Input material>
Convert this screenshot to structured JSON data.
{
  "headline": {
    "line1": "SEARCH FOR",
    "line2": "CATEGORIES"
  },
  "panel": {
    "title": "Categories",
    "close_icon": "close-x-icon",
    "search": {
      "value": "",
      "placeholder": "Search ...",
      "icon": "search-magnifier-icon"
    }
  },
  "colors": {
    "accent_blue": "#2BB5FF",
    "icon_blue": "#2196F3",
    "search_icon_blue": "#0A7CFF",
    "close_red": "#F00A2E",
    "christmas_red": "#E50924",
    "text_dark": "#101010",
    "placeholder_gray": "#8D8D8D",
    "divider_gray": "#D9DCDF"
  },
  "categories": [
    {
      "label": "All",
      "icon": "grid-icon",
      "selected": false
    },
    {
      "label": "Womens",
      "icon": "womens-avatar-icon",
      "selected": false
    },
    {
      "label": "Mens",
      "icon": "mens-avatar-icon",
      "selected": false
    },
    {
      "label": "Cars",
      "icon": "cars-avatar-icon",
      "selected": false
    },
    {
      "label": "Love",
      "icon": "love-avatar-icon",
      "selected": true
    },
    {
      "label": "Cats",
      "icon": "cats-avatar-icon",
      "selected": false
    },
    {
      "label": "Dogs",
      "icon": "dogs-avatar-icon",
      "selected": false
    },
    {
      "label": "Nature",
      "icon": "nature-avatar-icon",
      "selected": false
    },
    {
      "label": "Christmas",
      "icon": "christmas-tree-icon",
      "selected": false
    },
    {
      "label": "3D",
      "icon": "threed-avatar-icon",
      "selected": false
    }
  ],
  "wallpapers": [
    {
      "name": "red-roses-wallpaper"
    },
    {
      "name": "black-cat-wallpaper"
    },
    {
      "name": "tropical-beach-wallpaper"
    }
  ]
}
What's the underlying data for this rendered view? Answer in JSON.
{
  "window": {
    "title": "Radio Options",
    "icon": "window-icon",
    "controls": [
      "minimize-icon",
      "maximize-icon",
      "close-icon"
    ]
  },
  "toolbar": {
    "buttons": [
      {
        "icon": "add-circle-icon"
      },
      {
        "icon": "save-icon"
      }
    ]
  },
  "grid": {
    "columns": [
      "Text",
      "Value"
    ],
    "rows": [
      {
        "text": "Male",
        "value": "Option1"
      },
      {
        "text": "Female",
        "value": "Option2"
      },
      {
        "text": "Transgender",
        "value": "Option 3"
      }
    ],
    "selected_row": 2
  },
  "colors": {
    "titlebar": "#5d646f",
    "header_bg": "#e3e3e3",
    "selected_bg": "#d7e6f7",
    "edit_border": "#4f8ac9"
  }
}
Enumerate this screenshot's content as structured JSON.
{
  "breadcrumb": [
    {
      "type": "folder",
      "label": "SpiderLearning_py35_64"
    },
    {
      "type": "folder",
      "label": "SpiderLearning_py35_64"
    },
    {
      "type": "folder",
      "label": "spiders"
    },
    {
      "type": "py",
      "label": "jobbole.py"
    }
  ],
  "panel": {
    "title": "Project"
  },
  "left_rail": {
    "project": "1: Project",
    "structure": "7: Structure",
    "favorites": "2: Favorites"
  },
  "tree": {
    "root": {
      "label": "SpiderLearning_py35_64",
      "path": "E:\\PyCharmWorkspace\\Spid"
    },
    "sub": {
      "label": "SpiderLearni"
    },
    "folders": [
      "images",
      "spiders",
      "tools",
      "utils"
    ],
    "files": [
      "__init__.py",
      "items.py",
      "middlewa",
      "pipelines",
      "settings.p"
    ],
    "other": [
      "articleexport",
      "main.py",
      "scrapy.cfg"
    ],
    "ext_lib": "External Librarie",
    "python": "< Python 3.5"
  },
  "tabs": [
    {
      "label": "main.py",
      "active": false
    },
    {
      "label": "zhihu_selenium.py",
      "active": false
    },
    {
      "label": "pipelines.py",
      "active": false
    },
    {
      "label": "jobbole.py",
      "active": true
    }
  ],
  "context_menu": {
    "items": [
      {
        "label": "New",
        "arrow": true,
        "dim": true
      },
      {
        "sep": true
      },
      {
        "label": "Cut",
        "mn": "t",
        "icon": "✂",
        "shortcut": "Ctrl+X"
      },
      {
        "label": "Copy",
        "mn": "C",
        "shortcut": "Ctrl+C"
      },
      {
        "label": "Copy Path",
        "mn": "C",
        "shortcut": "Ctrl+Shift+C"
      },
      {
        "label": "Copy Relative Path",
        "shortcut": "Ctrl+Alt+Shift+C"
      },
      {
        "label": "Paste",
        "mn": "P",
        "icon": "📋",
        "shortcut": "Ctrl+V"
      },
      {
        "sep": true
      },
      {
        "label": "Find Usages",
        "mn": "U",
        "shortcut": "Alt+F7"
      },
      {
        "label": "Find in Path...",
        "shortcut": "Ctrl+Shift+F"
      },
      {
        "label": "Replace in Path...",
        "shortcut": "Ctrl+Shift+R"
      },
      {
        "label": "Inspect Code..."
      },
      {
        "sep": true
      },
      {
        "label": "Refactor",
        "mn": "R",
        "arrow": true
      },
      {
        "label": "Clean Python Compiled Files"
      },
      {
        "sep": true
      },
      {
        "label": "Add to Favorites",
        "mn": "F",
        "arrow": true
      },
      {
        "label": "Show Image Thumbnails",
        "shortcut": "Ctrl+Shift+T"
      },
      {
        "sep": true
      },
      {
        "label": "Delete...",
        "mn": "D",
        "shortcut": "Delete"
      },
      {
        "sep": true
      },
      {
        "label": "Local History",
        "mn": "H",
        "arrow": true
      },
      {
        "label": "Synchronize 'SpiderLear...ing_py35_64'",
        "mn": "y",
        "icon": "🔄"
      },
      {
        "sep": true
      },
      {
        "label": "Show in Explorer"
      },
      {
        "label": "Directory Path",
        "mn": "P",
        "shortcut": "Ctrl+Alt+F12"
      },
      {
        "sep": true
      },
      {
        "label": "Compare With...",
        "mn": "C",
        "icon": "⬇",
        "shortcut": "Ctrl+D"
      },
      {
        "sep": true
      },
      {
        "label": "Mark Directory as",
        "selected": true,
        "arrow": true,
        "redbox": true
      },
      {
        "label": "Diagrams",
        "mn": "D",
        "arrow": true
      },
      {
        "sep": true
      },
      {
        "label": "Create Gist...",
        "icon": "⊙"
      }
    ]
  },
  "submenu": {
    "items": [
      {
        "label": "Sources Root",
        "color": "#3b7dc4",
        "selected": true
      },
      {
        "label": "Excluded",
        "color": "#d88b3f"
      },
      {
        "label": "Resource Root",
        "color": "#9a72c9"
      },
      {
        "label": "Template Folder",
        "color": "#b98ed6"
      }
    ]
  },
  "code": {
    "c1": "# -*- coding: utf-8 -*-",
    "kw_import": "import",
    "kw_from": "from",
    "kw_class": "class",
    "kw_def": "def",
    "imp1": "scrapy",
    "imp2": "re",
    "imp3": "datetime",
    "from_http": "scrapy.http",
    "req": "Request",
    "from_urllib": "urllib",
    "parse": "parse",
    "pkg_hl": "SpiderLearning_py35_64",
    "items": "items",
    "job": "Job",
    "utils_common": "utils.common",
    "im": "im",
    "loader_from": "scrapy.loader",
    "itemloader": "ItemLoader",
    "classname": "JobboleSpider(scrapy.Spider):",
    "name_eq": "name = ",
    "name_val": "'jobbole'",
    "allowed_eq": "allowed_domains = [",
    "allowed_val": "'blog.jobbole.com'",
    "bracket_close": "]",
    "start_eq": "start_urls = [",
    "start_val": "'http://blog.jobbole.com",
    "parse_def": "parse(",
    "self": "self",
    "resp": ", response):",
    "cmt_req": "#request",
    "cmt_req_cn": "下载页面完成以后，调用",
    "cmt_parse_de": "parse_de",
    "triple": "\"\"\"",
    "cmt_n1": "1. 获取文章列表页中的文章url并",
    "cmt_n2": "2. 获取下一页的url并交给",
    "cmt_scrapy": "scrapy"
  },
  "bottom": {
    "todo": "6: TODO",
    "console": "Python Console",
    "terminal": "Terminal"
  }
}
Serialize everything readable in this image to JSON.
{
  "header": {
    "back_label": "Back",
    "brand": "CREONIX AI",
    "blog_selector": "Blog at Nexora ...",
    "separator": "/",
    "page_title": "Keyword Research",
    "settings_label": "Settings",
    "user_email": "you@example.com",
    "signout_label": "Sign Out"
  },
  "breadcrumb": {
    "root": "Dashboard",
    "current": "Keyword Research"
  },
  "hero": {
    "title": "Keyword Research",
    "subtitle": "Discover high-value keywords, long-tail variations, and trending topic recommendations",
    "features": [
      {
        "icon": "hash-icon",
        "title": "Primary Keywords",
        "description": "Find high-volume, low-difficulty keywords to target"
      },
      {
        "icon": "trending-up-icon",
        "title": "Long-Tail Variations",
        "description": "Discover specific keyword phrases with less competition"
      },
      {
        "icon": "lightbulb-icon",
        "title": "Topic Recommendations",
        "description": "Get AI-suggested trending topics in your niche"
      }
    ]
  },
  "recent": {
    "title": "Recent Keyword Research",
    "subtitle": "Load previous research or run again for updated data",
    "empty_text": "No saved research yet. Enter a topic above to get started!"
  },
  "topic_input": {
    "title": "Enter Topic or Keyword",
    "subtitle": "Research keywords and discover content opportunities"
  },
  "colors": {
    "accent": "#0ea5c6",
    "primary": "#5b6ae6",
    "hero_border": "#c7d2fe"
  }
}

Problem> Only those lines running from the one containing "Serialize everything readable" through the last line of the data above are to be copied, exactly, with both ends included.

Problem solution>
Serialize everything readable in this image to JSON.
{
  "header": {
    "back_label": "Back",
    "brand": "CREONIX AI",
    "blog_selector": "Blog at Nexora ...",
    "separator": "/",
    "page_title": "Keyword Research",
    "settings_label": "Settings",
    "user_email": "you@example.com",
    "signout_label": "Sign Out"
  },
  "breadcrumb": {
    "root": "Dashboard",
    "current": "Keyword Research"
  },
  "hero": {
    "title": "Keyword Research",
    "subtitle": "Discover high-value keywords, long-tail variations, and trending topic recommendations",
    "features": [
      {
        "icon": "hash-icon",
        "title": "Primary Keywords",
        "description": "Find high-volume, low-difficulty keywords to target"
      },
      {
        "icon": "trending-up-icon",
        "title": "Long-Tail Variations",
        "description": "Discover specific keyword phrases with less competition"
      },
      {
        "icon": "lightbulb-icon",
        "title": "Topic Recommendations",
        "description": "Get AI-suggested trending topics in your niche"
      }
    ]
  },
  "recent": {
    "title": "Recent Keyword Research",
    "subtitle": "Load previous research or run again for updated data",
    "empty_text": "No saved research yet. Enter a topic above to get started!"
  },
  "topic_input": {
    "title": "Enter Topic or Keyword",
    "subtitle": "Research keywords and discover content opportunities"
  },
  "colors": {
    "accent": "#0ea5c6",
    "primary": "#5b6ae6",
    "hero_border": "#c7d2fe"
  }
}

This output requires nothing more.